Stated exercise |
Go over the entries below line by line, copying each one that contains the word "panel".

Start of Given records

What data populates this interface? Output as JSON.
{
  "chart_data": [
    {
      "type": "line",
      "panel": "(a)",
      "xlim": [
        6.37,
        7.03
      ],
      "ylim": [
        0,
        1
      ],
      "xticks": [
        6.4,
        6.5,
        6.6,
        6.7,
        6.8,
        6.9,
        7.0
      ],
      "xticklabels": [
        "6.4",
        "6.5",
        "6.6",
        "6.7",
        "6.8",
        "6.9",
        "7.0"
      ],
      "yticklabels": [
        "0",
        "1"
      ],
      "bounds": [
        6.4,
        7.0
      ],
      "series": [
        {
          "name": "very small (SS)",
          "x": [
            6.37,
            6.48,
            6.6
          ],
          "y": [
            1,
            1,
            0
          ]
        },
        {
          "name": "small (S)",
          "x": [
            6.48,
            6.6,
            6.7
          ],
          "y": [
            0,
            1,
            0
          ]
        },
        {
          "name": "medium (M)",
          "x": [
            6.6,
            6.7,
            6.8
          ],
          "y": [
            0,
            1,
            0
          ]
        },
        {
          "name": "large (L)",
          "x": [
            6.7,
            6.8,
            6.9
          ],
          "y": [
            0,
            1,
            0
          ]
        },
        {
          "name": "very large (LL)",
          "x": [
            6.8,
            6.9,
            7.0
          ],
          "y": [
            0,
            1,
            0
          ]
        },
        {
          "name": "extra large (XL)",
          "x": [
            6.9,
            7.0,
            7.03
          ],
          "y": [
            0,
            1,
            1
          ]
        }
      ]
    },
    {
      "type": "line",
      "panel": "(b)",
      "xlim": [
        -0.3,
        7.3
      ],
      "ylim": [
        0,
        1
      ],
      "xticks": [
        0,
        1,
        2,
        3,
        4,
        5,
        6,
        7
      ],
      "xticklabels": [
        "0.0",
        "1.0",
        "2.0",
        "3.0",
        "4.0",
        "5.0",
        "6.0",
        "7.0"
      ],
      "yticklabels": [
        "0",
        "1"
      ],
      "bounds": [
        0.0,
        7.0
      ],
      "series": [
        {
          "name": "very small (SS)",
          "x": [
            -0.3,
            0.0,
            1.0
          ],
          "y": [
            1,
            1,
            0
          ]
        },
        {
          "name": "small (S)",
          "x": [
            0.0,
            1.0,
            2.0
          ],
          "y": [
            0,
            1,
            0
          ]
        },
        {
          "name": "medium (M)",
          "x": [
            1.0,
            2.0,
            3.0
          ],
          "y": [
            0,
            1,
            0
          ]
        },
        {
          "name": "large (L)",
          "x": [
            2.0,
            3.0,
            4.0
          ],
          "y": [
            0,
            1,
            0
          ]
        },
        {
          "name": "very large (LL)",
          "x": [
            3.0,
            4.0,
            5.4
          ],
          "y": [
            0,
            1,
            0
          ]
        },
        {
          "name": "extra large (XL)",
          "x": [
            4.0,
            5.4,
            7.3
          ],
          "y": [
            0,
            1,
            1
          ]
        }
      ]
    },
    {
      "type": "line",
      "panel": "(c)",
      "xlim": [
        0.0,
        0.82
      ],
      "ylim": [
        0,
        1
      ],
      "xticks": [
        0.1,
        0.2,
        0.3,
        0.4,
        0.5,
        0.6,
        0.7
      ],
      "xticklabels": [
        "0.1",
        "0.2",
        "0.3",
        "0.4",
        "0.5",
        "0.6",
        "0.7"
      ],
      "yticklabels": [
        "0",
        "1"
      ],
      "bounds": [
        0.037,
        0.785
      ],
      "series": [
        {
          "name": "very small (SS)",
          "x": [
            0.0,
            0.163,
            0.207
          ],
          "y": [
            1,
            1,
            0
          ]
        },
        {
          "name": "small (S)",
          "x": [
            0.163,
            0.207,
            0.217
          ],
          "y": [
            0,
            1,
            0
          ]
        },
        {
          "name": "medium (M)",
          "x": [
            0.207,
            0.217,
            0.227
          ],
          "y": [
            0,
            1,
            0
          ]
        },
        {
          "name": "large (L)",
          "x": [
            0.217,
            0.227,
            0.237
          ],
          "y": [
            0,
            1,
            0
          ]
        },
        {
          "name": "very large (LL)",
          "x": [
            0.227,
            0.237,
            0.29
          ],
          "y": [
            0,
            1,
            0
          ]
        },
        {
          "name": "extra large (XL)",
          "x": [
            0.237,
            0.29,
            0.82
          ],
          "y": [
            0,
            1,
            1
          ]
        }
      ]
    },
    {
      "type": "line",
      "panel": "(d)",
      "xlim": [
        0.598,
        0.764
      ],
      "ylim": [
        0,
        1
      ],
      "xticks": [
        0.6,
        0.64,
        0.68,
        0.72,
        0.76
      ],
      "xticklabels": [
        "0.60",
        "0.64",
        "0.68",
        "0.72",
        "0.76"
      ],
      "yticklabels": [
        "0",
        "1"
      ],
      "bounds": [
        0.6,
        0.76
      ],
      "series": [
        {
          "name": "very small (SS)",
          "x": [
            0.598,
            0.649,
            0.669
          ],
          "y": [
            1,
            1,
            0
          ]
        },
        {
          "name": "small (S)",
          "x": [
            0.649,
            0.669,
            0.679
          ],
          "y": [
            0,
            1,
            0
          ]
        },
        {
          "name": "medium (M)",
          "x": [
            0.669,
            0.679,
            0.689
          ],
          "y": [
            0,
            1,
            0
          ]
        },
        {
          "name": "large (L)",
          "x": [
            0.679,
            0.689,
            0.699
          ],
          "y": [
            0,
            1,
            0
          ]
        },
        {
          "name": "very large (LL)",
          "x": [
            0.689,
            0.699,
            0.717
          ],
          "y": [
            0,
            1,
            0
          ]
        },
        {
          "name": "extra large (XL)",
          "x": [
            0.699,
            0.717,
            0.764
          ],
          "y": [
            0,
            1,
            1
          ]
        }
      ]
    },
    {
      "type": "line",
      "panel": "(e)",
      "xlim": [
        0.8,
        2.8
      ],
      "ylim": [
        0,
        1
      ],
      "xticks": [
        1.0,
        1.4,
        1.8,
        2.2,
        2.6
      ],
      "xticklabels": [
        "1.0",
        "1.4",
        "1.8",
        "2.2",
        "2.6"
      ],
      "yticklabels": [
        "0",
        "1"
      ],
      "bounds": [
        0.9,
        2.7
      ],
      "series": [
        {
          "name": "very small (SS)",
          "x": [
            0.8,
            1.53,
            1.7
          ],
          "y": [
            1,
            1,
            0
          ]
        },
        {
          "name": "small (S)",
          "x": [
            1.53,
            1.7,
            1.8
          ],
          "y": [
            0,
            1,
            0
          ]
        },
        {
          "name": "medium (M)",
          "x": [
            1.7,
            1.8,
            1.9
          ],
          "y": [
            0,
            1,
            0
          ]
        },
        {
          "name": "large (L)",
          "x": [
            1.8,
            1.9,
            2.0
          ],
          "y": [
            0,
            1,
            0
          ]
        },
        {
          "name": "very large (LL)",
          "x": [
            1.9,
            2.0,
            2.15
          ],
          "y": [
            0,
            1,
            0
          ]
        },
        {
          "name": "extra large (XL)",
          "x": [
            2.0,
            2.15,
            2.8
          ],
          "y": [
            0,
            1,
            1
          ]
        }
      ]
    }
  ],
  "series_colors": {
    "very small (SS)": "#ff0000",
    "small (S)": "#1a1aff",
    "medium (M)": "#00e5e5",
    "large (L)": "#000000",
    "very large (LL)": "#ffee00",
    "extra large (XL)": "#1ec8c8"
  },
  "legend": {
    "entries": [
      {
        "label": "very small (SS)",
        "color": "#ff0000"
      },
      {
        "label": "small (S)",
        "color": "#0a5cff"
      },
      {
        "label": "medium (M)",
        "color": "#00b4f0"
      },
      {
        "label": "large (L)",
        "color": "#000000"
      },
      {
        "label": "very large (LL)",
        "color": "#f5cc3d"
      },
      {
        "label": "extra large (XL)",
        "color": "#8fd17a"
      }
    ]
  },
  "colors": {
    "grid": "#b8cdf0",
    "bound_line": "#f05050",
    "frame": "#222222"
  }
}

End of Given records

The response |
      "panel": "(a)",
      "panel": "(b)",
      "panel": "(c)",
      "panel": "(d)",
      "panel": "(e)",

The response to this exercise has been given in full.